(Figure data in JSON)
* * * * * * *

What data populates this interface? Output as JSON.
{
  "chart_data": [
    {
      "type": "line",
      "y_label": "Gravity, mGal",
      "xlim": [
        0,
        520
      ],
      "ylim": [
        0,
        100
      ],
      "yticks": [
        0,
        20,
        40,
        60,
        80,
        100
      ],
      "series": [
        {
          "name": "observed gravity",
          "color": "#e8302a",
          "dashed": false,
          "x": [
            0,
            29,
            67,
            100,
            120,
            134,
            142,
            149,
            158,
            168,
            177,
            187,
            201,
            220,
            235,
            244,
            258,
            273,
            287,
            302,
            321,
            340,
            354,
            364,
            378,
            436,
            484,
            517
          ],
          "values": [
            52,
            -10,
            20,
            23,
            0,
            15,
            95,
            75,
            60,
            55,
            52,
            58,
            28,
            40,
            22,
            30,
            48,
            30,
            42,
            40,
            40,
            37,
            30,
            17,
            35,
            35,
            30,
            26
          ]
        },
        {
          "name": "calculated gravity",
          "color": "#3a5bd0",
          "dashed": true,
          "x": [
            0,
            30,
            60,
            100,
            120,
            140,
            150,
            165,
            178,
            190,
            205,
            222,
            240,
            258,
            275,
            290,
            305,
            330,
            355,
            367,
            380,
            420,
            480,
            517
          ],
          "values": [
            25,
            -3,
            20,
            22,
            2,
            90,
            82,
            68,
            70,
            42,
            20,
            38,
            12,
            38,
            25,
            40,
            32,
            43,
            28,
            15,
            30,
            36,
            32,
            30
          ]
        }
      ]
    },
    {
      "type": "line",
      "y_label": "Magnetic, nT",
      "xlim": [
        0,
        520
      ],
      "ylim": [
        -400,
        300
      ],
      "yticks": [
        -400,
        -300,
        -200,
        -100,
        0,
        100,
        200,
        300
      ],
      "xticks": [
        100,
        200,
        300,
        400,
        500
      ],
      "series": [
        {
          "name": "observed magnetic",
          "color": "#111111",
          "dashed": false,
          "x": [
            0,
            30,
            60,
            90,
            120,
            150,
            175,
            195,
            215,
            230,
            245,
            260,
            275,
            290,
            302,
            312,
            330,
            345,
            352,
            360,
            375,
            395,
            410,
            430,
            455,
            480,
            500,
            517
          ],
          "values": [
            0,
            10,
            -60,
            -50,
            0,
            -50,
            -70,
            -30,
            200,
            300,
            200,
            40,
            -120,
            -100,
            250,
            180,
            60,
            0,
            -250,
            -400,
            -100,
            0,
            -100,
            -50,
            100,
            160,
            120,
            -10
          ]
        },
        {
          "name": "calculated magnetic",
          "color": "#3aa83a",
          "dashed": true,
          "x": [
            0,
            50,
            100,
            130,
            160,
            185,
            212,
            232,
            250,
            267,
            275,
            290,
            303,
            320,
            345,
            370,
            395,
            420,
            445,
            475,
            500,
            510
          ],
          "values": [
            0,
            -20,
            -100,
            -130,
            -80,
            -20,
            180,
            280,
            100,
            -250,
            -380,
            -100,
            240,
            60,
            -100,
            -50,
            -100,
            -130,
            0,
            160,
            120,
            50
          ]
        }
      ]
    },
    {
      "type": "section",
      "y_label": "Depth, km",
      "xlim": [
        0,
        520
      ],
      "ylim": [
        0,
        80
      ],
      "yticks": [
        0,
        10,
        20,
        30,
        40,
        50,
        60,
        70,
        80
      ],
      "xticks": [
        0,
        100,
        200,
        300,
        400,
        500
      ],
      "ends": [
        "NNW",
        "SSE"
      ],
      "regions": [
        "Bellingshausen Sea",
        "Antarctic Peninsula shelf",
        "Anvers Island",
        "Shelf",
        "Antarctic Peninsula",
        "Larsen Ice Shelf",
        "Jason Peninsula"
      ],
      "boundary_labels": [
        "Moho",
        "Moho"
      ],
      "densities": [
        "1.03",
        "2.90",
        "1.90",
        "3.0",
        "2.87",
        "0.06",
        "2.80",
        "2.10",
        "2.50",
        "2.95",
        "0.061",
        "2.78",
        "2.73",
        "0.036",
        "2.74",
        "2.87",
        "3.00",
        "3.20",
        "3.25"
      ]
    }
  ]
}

* * * * * * *

Instructions for the task: Where a line contains the string "observed", extract that line.

Exercise output:
          "name": "observed gravity",
          "name": "observed magnetic",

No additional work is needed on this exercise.